Each line that follows is to be retyped exactly.

Extracted data entries:
——————

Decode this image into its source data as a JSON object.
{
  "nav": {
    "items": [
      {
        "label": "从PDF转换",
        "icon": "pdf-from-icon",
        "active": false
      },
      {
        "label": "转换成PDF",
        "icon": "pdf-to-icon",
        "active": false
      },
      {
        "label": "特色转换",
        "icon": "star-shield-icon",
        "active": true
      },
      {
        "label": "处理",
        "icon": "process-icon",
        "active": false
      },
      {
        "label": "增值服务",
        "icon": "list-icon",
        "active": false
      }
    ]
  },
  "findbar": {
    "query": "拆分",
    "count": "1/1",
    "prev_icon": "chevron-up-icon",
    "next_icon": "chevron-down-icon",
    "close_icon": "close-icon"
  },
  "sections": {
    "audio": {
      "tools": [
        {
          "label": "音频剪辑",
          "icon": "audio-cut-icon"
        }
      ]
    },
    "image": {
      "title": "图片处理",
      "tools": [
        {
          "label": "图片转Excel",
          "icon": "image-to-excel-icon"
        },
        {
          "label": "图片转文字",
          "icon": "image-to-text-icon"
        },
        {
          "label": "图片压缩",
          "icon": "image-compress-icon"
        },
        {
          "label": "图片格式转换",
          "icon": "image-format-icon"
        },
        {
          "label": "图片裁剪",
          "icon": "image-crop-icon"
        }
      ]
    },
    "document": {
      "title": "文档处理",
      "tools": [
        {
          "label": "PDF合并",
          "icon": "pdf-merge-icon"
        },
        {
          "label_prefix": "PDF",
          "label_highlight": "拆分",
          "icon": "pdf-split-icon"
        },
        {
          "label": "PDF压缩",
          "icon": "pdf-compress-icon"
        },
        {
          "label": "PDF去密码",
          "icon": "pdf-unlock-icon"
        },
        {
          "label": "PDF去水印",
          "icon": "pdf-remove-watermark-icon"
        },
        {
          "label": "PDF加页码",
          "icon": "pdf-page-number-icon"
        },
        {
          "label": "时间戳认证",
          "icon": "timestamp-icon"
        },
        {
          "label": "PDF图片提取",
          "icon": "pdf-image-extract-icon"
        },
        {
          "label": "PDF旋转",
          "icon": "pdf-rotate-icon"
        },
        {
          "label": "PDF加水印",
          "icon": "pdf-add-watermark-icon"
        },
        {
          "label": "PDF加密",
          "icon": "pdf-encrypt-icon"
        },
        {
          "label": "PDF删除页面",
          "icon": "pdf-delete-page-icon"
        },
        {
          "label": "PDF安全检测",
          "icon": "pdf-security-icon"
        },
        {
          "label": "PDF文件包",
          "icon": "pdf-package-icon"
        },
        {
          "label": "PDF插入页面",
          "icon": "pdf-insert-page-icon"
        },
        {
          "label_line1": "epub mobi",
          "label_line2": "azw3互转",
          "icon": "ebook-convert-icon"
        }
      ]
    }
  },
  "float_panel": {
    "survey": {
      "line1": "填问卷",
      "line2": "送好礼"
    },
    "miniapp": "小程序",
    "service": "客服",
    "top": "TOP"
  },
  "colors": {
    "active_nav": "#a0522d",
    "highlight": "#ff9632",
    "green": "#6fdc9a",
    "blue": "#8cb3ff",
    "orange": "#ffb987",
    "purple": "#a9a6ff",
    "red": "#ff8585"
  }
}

——————

▶ [FINISHED TASK]:
Decode this image into its source data as a JSON object.
{
  "nav": {
    "items": [
      {
        "label": "从PDF转换",
        "icon": "pdf-from-icon",
        "active": false
      },
      {
        "label": "转换成PDF",
        "icon": "pdf-to-icon",
        "active": false
      },
      {
        "label": "特色转换",
        "icon": "star-shield-icon",
        "active": true
      },
      {
        "label": "处理",
        "icon": "process-icon",
        "active": false
      },
      {
        "label": "增值服务",
        "icon": "list-icon",
        "active": false
      }
    ]
  },
  "findbar": {
    "query": "拆分",
    "count": "1/1",
    "prev_icon": "chevron-up-icon",
    "next_icon": "chevron-down-icon",
    "close_icon": "close-icon"
  },
  "sections": {
    "audio": {
      "tools": [
        {
          "label": "音频剪辑",
          "icon": "audio-cut-icon"
        }
      ]
    },
    "image": {
      "title": "图片处理",
      "tools": [
        {
          "label": "图片转Excel",
          "icon": "image-to-excel-icon"
        },
        {
          "label": "图片转文字",
          "icon": "image-to-text-icon"
        },
        {
          "label": "图片压缩",
          "icon": "image-compress-icon"
        },
        {
          "label": "图片格式转换",
          "icon": "image-format-icon"
        },
        {
          "label": "图片裁剪",
          "icon": "image-crop-icon"
        }
      ]
    },
    "document": {
      "title": "文档处理",
      "tools": [
        {
          "label": "PDF合并",
          "icon": "pdf-merge-icon"
        },
        {
          "label_prefix": "PDF",
          "label_highlight": "拆分",
          "icon": "pdf-split-icon"
        },
        {
          "label": "PDF压缩",
          "icon": "pdf-compress-icon"
        },
        {
          "label": "PDF去密码",
          "icon": "pdf-unlock-icon"
        },
        {
          "label": "PDF去水印",
          "icon": "pdf-remove-watermark-icon"
        },
        {
          "label": "PDF加页码",
          "icon": "pdf-page-number-icon"
        },
        {
          "label": "时间戳认证",
          "icon": "timestamp-icon"
        },
        {
          "label": "PDF图片提取",
          "icon": "pdf-image-extract-icon"
        },
        {
          "label": "PDF旋转",
          "icon": "pdf-rotate-icon"
        },
        {
          "label": "PDF加水印",
          "icon": "pdf-add-watermark-icon"
        },
        {
          "label": "PDF加密",
          "icon": "pdf-encrypt-icon"
        },
        {
          "label": "PDF删除页面",
          "icon": "pdf-delete-page-icon"
        },
        {
          "label": "PDF安全检测",
          "icon": "pdf-security-icon"
        },
        {
          "label": "PDF文件包",
          "icon": "pdf-package-icon"
        },
        {
          "label": "PDF插入页面",
          "icon": "pdf-insert-page-icon"
        },
        {
          "label_line1": "epub mobi",
          "label_line2": "azw3互转",
          "icon": "ebook-convert-icon"
        }
      ]
    }
  },
  "float_panel": {
    "survey": {
      "line1": "填问卷",
      "line2": "送好礼"
    },
    "miniapp": "小程序",
    "service": "客服",
    "top": "TOP"
  },
  "colors": {
    "active_nav": "#a0522d",
    "highlight": "#ff9632",
    "green": "#6fdc9a",
    "blue": "#8cb3ff",
    "orange": "#ffb987",
    "purple": "#a9a6ff",
    "red": "#ff8585"
  }
}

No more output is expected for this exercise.